What you have to do: Reproduce every line of these rows word for word, but omit the picture lines from your answer.

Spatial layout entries

## start

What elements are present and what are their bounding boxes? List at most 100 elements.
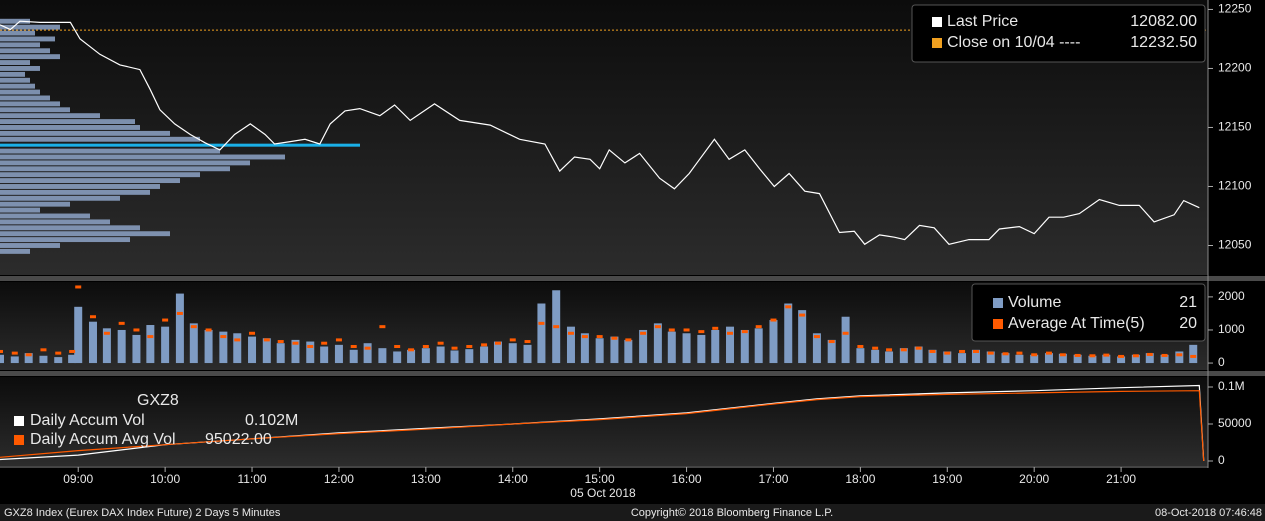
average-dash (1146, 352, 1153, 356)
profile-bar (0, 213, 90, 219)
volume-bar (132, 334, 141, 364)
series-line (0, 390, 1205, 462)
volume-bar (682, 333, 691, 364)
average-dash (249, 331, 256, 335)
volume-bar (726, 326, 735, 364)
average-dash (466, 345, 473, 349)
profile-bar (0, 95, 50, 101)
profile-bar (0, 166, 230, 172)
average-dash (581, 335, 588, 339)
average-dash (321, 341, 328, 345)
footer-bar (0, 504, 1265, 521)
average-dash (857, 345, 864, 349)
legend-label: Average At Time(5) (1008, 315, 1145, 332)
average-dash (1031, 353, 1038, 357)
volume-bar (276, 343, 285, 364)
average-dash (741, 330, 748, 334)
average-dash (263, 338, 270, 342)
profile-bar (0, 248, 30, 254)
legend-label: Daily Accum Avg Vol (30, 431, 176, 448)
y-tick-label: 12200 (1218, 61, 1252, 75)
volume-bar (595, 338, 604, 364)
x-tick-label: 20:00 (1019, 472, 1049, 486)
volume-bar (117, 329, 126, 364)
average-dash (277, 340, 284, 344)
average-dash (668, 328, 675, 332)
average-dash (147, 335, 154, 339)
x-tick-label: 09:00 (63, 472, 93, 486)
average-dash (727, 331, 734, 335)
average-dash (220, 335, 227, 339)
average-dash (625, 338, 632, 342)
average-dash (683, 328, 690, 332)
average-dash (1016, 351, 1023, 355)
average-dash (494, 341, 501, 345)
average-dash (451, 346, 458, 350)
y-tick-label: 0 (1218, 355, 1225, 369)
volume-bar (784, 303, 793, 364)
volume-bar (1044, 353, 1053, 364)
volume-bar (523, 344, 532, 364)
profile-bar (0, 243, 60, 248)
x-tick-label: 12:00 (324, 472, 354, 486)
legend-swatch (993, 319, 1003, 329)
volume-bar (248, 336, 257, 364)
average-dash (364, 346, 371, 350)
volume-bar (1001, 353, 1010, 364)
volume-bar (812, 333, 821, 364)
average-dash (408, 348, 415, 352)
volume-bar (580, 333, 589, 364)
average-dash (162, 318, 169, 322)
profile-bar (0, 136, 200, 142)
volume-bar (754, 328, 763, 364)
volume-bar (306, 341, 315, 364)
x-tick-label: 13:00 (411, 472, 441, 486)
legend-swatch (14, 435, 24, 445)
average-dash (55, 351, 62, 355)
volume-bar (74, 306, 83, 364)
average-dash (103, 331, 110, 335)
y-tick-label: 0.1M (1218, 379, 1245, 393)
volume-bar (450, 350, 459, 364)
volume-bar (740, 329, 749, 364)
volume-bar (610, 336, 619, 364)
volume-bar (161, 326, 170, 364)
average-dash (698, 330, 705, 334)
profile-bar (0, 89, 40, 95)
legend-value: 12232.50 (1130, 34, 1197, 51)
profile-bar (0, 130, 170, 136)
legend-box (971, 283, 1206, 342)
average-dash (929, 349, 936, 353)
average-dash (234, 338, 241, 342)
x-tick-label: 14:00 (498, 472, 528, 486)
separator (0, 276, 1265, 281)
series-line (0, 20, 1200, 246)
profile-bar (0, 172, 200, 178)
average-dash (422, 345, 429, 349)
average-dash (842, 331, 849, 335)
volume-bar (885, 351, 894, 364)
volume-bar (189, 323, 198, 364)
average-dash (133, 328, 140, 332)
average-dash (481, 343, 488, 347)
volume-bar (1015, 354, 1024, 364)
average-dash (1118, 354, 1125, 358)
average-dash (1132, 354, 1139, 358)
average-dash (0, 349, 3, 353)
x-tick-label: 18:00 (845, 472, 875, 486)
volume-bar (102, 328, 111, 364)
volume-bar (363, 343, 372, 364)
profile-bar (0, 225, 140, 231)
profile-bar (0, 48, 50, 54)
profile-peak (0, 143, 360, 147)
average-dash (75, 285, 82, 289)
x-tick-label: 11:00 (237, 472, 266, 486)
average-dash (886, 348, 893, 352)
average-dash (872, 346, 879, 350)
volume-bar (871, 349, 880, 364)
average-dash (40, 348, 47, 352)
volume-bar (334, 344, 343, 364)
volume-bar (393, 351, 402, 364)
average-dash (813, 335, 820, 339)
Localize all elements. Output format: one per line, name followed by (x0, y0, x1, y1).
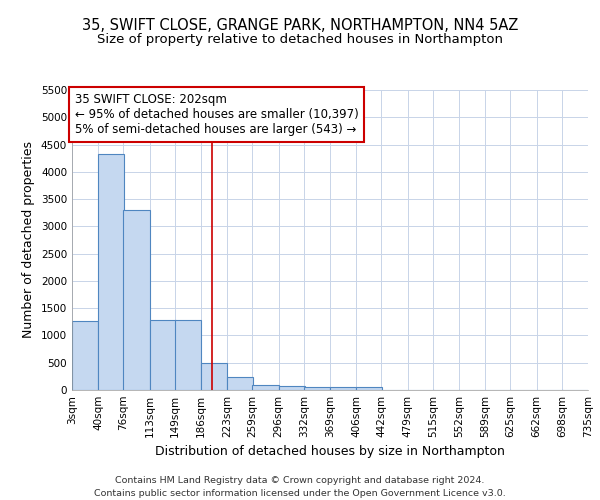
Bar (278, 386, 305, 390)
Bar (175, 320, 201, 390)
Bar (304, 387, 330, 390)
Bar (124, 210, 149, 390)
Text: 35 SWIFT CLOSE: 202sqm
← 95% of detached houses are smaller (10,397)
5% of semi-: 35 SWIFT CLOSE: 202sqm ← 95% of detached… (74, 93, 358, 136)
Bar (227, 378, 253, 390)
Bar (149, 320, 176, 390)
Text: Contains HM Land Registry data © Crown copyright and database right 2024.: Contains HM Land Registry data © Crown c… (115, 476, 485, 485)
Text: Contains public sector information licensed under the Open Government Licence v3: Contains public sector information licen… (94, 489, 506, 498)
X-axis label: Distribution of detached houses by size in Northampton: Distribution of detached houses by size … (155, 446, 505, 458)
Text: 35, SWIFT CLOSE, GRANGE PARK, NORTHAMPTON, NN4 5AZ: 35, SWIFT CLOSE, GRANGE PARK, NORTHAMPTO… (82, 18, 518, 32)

## end

Complete output:
What elements are present and what are their bounding boxes? List at most 100 elements.
average-dash (1146, 352, 1153, 356)
profile-bar (0, 213, 90, 219)
volume-bar (132, 334, 141, 364)
series-line (0, 390, 1205, 462)
volume-bar (682, 333, 691, 364)
average-dash (249, 331, 256, 335)
volume-bar (726, 326, 735, 364)
average-dash (466, 345, 473, 349)
profile-bar (0, 95, 50, 101)
profile-bar (0, 166, 230, 172)
average-dash (581, 335, 588, 339)
average-dash (321, 341, 328, 345)
footer-bar (0, 504, 1265, 521)
average-dash (857, 345, 864, 349)
legend-label: Average At Time(5) (1008, 315, 1145, 332)
average-dash (1031, 353, 1038, 357)
volume-bar (276, 343, 285, 364)
average-dash (741, 330, 748, 334)
average-dash (263, 338, 270, 342)
profile-bar (0, 248, 30, 254)
legend-label: Daily Accum Avg Vol (30, 431, 176, 448)
y-tick-label: 12200 (1218, 61, 1252, 75)
volume-bar (595, 338, 604, 364)
x-tick-label: 20:00 (1019, 472, 1049, 486)
volume-bar (117, 329, 126, 364)
average-dash (277, 340, 284, 344)
average-dash (668, 328, 675, 332)
average-dash (147, 335, 154, 339)
x-tick-label: 09:00 (63, 472, 93, 486)
average-dash (727, 331, 734, 335)
average-dash (220, 335, 227, 339)
average-dash (625, 338, 632, 342)
average-dash (683, 328, 690, 332)
average-dash (1016, 351, 1023, 355)
average-dash (494, 341, 501, 345)
average-dash (451, 346, 458, 350)
y-tick-label: 0 (1218, 355, 1225, 369)
volume-bar (784, 303, 793, 364)
volume-bar (1044, 353, 1053, 364)
volume-bar (523, 344, 532, 364)
profile-bar (0, 243, 60, 248)
x-tick-label: 12:00 (324, 472, 354, 486)
legend-swatch (993, 319, 1003, 329)
volume-bar (248, 336, 257, 364)
average-dash (364, 346, 371, 350)
volume-bar (1001, 353, 1010, 364)
volume-bar (812, 333, 821, 364)
average-dash (408, 348, 415, 352)
volume-bar (580, 333, 589, 364)
average-dash (162, 318, 169, 322)
profile-bar (0, 136, 200, 142)
volume-bar (754, 328, 763, 364)
volume-bar (306, 341, 315, 364)
x-tick-label: 13:00 (411, 472, 441, 486)
legend-swatch (14, 435, 24, 445)
average-dash (55, 351, 62, 355)
volume-bar (74, 306, 83, 364)
average-dash (103, 331, 110, 335)
y-tick-label: 0.1M (1218, 379, 1245, 393)
volume-bar (450, 350, 459, 364)
volume-bar (740, 329, 749, 364)
volume-bar (610, 336, 619, 364)
volume-bar (161, 326, 170, 364)
average-dash (698, 330, 705, 334)
profile-bar (0, 89, 40, 95)
legend-value: 12232.50 (1130, 34, 1197, 51)
profile-bar (0, 130, 170, 136)
legend-box (971, 283, 1206, 342)
average-dash (929, 349, 936, 353)
average-dash (234, 338, 241, 342)
x-tick-label: 14:00 (498, 472, 528, 486)
separator (0, 276, 1265, 281)
series-line (0, 20, 1200, 246)
profile-bar (0, 172, 200, 178)
average-dash (422, 345, 429, 349)
average-dash (842, 331, 849, 335)
volume-bar (885, 351, 894, 364)
volume-bar (189, 323, 198, 364)
average-dash (133, 328, 140, 332)
average-dash (481, 343, 488, 347)
volume-bar (1015, 354, 1024, 364)
average-dash (1118, 354, 1125, 358)
average-dash (1132, 354, 1139, 358)
average-dash (0, 349, 3, 353)
x-tick-label: 18:00 (845, 472, 875, 486)
volume-bar (102, 328, 111, 364)
volume-bar (363, 343, 372, 364)
profile-bar (0, 225, 140, 231)
profile-bar (0, 48, 50, 54)
profile-peak (0, 143, 360, 147)
average-dash (75, 285, 82, 289)
x-tick-label: 11:00 (237, 472, 266, 486)
average-dash (886, 348, 893, 352)
average-dash (872, 346, 879, 350)
volume-bar (871, 349, 880, 364)
average-dash (40, 348, 47, 352)
volume-bar (334, 344, 343, 364)
volume-bar (393, 351, 402, 364)
average-dash (813, 335, 820, 339)
Localize all elements. Output format: one per line, name followed by (x0, y0, x1, y1).
Bar (278, 386, 305, 390)
Bar (175, 320, 201, 390)
Bar (304, 387, 330, 390)
Bar (124, 210, 149, 390)
Text: 35 SWIFT CLOSE: 202sqm
← 95% of detached houses are smaller (10,397)
5% of semi-: 35 SWIFT CLOSE: 202sqm ← 95% of detached… (74, 93, 358, 136)
Bar (227, 378, 253, 390)
Bar (149, 320, 176, 390)
Text: Contains HM Land Registry data © Crown copyright and database right 2024.: Contains HM Land Registry data © Crown c… (115, 476, 485, 485)
Text: Contains public sector information licensed under the Open Government Licence v3: Contains public sector information licen… (94, 489, 506, 498)
X-axis label: Distribution of detached houses by size in Northampton: Distribution of detached houses by size … (155, 446, 505, 458)
Text: 35, SWIFT CLOSE, GRANGE PARK, NORTHAMPTON, NN4 5AZ: 35, SWIFT CLOSE, GRANGE PARK, NORTHAMPTO… (82, 18, 518, 32)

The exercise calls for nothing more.